● **作業依頼 1**
ビザ決算の文章によると、国境を超えた決済額は2021年に前年比で何%増えましたか。
● **作業依頼 2**
ビザ決算の文章を、最後の文の次から書き継いでください。

● **提供文章**

'''

パンデミック前の水準回復まであと一息か ビザ 決算 Q4

ビザ(V)Q4

決算発表 10月26日
【決算概要】

株価:216.67ドル(11月5日終値)
2021年EPS:5.91ドル
2022年EPS(予):7.05ドル

PER(実):36.66倍 益回り:2.73%
PER(予):30.73倍 益回り:3.25%
過去10年平均PER:32.21倍 益回り:3.10%

海外旅行需要は回復の兆し

今回が2021年の本決算でした。Q4と通年の決済額、決済件数の前年比較は以下のとおり。

Q4の全体の決済額は前年比で17%増、決済件数は21%増、2021年通年では決済額は前年比で16%増、決済件数は17%増でした。

昨年、前年比-16%と激減した国境を超えた決済額は2021年は前年比9%増とパンデミック前の水準にはまだまだ回復していません。
やはりここは海外旅行需要が戻ってこないと完全回復は難しいようです。

ただ、明るい兆しは見え始めているようです。

日本ではまだまだですが、アメリカやヨーロッパでは観光客を含めた外国人の入国の制限が徐々に緩和され始めています。来年中には海外旅行需要が戻ってくる可能性があります。

⬆️は月次の国境を超えた決済額を2021年とパンデミック前の2019年で比較したグラフです。2019年の実績値を100としています。100を上回ると2019年の実績値を超えていることになりますが、今年の9月に100を超え、10月も引き続き100を超えた水準で推移しています。

一方、⬆️はすべての決済件数を2021年と2019年で比較したグラフです。

こちらはすでに2019年の水準を大きく上回っています。海外旅行客からの需要が縮小しているにもかかわらず、全体では利益成長できているのは、各国内での決済からの利益成長が大きいからだと言えると思います。

株主還元も積極的に行われています。

'''

● **提供データ**
'''

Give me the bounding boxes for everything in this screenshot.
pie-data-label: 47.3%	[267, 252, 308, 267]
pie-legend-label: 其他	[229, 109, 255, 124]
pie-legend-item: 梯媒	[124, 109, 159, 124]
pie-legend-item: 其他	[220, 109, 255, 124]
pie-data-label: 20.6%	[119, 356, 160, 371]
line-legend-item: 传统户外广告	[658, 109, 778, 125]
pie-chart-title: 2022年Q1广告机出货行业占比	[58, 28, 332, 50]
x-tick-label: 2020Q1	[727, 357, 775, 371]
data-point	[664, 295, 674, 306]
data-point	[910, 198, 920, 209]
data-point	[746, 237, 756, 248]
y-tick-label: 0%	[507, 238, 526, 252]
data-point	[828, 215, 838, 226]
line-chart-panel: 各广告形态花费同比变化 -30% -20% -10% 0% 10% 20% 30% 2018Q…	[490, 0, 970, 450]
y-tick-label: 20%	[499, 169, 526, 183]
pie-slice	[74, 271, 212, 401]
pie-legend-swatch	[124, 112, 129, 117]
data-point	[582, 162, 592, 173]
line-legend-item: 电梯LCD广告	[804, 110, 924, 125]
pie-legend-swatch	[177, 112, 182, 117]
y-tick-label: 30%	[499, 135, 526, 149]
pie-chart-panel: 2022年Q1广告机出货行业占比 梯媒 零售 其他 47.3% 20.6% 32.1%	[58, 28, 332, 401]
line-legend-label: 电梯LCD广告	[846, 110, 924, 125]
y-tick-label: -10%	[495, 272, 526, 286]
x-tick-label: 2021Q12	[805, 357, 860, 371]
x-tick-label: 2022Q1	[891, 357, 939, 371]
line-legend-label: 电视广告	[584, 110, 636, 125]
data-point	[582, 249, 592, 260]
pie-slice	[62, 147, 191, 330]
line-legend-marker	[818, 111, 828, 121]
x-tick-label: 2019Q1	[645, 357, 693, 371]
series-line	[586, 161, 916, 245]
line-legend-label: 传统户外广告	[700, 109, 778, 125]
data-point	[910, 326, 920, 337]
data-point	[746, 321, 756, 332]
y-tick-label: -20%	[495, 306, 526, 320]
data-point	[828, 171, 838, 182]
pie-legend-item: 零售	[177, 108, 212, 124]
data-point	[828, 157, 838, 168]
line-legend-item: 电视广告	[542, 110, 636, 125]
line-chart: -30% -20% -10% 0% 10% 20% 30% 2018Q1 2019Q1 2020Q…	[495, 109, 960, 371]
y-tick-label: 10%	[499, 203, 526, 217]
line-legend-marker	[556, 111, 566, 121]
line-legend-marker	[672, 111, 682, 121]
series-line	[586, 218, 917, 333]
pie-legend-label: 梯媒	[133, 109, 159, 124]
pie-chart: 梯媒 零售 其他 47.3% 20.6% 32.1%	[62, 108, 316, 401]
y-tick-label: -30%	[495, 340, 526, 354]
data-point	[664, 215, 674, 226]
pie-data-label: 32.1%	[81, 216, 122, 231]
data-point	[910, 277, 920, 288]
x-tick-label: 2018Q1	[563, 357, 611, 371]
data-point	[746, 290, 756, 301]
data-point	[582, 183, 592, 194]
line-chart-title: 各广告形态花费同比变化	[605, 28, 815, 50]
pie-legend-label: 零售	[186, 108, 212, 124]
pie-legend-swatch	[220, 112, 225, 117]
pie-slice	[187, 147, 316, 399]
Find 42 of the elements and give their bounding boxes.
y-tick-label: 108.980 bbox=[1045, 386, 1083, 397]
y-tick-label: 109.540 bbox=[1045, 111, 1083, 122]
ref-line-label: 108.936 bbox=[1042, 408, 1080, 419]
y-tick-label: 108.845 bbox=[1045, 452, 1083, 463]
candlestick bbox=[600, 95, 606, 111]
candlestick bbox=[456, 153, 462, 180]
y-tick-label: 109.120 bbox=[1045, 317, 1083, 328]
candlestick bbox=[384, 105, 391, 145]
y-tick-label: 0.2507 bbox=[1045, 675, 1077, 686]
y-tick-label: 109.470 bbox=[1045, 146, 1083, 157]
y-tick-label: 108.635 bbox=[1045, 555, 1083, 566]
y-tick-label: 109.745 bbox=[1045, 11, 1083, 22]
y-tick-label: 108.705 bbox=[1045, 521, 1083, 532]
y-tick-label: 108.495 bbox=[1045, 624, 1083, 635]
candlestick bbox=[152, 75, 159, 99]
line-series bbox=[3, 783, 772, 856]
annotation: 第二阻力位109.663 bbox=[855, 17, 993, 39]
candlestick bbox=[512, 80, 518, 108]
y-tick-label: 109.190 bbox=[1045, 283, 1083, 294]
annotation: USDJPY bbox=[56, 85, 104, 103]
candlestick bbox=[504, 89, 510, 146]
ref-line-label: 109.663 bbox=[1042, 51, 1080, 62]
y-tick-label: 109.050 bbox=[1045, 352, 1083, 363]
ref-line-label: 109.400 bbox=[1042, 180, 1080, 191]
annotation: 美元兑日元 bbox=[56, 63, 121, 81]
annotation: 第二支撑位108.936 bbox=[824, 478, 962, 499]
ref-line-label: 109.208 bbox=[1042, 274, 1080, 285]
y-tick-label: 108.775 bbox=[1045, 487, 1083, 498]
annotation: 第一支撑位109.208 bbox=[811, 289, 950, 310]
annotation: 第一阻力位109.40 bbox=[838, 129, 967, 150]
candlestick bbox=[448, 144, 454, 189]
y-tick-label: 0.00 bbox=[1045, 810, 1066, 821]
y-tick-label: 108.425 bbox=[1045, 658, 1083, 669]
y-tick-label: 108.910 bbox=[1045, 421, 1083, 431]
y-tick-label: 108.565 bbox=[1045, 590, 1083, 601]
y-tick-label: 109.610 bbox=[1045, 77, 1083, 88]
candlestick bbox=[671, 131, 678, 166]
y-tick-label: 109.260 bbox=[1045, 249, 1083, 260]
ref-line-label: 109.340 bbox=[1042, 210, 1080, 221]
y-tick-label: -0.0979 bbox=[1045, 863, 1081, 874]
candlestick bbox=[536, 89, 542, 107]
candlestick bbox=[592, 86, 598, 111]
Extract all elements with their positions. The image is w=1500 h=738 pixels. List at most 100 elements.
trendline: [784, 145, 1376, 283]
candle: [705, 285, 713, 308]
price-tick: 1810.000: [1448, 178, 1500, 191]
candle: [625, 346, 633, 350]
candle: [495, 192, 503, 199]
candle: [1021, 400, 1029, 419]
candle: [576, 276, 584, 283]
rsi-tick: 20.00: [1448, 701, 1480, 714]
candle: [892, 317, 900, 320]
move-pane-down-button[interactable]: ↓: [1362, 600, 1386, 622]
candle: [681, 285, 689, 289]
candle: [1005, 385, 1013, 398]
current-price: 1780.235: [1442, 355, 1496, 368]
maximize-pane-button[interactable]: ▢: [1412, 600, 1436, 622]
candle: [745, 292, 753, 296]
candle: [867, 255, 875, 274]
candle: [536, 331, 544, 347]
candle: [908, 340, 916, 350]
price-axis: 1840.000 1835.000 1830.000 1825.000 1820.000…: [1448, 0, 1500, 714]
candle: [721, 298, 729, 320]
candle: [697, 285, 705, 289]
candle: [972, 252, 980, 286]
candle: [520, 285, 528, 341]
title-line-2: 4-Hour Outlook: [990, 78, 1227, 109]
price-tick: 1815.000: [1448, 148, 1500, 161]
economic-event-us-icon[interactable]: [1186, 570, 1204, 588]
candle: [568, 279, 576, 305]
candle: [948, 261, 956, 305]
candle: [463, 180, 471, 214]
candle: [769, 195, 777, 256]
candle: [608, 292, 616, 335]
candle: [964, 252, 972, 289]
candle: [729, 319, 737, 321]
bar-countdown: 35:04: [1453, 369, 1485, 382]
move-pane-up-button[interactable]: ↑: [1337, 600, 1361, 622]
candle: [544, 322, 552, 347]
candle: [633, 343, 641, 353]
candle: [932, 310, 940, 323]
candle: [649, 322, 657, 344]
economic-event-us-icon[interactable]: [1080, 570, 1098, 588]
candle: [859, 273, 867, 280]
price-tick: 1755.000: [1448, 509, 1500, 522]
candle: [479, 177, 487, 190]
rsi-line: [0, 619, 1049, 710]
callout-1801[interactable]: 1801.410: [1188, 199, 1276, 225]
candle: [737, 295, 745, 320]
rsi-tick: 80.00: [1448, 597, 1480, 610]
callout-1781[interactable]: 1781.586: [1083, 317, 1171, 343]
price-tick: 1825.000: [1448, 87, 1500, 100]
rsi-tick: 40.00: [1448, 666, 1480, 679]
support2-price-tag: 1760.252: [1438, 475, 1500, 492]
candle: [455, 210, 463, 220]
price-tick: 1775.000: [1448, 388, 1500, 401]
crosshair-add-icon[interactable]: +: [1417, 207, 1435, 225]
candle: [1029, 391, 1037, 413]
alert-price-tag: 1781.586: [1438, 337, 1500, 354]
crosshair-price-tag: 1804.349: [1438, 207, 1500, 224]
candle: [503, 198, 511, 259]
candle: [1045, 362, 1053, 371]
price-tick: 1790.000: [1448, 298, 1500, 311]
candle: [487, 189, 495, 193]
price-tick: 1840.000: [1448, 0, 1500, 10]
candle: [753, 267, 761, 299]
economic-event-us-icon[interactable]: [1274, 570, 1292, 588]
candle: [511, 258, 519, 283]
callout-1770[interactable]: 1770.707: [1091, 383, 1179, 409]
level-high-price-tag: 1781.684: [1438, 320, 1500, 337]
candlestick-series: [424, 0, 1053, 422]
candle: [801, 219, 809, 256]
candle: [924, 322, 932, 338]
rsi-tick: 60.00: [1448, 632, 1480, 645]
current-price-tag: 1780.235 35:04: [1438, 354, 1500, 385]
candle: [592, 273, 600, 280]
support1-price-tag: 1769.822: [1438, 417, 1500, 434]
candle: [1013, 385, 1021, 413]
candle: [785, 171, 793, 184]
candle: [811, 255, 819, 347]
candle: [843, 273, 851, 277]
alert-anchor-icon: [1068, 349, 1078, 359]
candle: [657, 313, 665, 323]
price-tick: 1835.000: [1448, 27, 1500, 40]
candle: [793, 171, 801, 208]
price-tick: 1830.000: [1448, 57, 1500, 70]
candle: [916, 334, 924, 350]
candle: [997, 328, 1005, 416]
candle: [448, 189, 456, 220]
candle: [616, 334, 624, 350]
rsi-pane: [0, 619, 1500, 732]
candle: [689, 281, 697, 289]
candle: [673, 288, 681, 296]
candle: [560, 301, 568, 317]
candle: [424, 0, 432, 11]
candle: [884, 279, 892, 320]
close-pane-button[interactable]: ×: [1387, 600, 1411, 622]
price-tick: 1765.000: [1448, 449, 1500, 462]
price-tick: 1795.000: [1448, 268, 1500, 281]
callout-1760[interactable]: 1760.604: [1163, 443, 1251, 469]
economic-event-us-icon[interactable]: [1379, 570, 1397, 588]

'''

● **結果 1**
前年比9%増です。

● **結果 2**
7-9月期の3ヶ月間で31億ドルの自社株買いを行いました。2021年9月までの12ヶ月間では87億ドルの自社株買いを行っています。

株価はここ1年はボックス圏で推移しています。

株価が横ばいの理由のひとつは決済サービスの多様化があると思います。

ビザはマスターカードと並ぶ世界的なクレジットカードブランドで、世界シェアはビザとマスターカードが抜きん出ています。

しかし近年、ペイパル(PYPL)やスクエア(SQ)など、後発のクレジットカードではない、新しい決済サービスが台頭してきています。

クレジットカードビジネスは参入障壁が高く、ビザにとってライバルらしいライバルはマスターカード1社のみでした。
ペイパルなどのカードを必要としない新しい技術を利用した決済サービスが登場し業績を伸ばしてきていることから、ビザの決済サービスにおける圧倒的なシェアがこういった新しい決済サービスに奪われていってしまうのではないかという懸念が投資家のあいだに広まり、直近1年の株価の上値を重くしているのではないかと思います。

夏場に250ドル近辺まで上昇しましたが、決算発表後下落し、215ドル前後で推移しています。
2022年の予想EPSをもとにした予想PERは30倍程度まで落ちてきています。